## Listed entries:
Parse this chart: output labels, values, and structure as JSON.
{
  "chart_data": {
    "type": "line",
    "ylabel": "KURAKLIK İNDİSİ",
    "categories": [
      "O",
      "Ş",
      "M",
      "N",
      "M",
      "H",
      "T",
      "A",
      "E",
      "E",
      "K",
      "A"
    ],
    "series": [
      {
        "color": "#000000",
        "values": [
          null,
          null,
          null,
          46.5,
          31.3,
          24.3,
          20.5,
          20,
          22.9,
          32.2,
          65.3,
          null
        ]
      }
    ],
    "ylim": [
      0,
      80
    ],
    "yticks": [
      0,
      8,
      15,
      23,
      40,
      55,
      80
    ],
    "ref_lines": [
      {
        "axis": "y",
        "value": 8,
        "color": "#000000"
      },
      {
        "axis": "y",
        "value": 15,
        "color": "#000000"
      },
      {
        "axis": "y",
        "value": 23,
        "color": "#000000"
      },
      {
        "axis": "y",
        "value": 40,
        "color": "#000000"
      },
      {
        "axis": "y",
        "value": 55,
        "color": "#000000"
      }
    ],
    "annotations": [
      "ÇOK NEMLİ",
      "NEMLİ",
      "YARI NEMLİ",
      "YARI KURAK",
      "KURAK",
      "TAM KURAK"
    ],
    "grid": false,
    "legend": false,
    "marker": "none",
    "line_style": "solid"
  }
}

## Short task:
Return the entries above exactly as they appear.

## Solved problem:
Parse this chart: output labels, values, and structure as JSON.
{
  "chart_data": {
    "type": "line",
    "ylabel": "KURAKLIK İNDİSİ",
    "categories": [
      "O",
      "Ş",
      "M",
      "N",
      "M",
      "H",
      "T",
      "A",
      "E",
      "E",
      "K",
      "A"
    ],
    "series": [
      {
        "color": "#000000",
        "values": [
          null,
          null,
          null,
          46.5,
          31.3,
          24.3,
          20.5,
          20,
          22.9,
          32.2,
          65.3,
          null
        ]
      }
    ],
    "ylim": [
      0,
      80
    ],
    "yticks": [
      0,
      8,
      15,
      23,
      40,
      55,
      80
    ],
    "ref_lines": [
      {
        "axis": "y",
        "value": 8,
        "color": "#000000"
      },
      {
        "axis": "y",
        "value": 15,
        "color": "#000000"
      },
      {
        "axis": "y",
        "value": 23,
        "color": "#000000"
      },
      {
        "axis": "y",
        "value": 40,
        "color": "#000000"
      },
      {
        "axis": "y",
        "value": 55,
        "color": "#000000"
      }
    ],
    "annotations": [
      "ÇOK NEMLİ",
      "NEMLİ",
      "YARI NEMLİ",
      "YARI KURAK",
      "KURAK",
      "TAM KURAK"
    ],
    "grid": false,
    "legend": false,
    "marker": "none",
    "line_style": "solid"
  }
}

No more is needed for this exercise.